— What is needed —
The lines below may contain the word "evidencia". Please count those that do and give the number alone.
____________
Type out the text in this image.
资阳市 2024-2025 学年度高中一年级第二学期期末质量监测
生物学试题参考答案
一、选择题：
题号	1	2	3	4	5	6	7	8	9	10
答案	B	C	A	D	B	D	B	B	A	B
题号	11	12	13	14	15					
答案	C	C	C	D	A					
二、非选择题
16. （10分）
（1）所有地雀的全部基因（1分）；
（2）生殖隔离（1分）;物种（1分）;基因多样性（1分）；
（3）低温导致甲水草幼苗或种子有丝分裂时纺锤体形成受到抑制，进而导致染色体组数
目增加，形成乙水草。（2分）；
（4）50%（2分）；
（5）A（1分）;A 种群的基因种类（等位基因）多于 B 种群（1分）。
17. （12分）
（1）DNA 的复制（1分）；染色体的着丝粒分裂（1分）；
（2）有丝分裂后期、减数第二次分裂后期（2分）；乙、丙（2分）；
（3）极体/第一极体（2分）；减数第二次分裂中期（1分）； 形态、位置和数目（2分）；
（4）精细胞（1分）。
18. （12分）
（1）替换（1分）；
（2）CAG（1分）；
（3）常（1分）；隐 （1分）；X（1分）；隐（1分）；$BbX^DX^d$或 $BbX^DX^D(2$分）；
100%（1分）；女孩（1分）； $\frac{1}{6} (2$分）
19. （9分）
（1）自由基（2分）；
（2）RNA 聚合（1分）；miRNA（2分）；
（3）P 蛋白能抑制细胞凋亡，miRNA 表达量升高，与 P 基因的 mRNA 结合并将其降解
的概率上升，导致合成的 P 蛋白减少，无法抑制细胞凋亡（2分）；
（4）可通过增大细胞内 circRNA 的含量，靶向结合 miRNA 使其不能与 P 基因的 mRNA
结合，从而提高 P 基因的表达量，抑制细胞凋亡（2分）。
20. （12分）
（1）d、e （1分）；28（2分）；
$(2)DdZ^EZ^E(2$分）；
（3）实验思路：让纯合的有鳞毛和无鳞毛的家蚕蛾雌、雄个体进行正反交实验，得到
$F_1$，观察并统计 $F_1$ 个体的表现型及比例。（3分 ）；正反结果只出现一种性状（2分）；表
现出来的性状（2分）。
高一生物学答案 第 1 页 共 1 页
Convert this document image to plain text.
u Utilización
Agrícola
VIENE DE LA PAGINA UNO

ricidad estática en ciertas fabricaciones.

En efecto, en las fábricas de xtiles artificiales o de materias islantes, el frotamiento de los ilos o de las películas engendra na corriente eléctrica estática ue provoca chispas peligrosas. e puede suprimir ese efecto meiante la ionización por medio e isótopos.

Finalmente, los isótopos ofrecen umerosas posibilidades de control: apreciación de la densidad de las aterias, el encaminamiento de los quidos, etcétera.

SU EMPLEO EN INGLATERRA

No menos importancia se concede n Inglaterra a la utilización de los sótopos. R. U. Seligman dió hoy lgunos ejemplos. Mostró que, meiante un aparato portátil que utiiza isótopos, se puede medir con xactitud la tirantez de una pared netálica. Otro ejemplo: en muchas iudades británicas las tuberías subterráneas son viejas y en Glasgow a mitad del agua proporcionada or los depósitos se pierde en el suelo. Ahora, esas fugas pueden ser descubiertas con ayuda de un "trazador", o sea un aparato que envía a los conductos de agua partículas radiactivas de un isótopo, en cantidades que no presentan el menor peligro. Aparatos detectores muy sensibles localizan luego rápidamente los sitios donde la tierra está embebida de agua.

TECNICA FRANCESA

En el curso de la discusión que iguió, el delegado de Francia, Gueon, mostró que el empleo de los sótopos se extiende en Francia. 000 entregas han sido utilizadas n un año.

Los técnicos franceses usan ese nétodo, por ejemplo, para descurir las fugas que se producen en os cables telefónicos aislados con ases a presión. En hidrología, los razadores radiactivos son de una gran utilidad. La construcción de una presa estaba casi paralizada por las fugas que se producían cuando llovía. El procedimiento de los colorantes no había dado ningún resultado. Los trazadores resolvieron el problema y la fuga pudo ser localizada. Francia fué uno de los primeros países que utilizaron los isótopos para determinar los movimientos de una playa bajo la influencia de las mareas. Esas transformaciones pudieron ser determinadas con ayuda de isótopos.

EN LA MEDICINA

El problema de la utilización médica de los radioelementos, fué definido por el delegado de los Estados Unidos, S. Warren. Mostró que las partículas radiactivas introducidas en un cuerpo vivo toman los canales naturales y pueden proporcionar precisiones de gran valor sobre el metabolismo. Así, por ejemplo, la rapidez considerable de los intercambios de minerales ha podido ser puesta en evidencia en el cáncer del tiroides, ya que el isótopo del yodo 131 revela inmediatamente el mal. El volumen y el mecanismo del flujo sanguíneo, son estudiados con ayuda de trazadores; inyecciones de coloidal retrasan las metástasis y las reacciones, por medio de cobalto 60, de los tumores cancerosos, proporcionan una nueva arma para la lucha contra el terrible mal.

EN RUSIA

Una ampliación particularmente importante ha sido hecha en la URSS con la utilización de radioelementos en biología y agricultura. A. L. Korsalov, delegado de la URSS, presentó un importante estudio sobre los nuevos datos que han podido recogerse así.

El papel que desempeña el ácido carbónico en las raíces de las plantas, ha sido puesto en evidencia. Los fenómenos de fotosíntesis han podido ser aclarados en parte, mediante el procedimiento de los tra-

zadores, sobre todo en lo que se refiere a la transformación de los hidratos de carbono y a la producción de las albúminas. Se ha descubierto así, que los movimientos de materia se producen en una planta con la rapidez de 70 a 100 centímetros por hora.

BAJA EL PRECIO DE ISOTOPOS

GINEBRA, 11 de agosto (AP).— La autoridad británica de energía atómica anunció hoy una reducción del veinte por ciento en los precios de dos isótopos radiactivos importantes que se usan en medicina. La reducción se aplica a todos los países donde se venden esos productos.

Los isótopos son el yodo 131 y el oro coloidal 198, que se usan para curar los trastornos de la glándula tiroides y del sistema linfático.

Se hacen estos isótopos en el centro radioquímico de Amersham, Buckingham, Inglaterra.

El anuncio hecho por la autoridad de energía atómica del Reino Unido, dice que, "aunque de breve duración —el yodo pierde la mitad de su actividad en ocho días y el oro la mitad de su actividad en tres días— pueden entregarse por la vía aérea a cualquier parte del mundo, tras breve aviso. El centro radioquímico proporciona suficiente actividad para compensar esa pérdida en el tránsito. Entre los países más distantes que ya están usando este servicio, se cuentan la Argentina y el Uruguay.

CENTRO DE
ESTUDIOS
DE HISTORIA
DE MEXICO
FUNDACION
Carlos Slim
____________
— Final answer —
2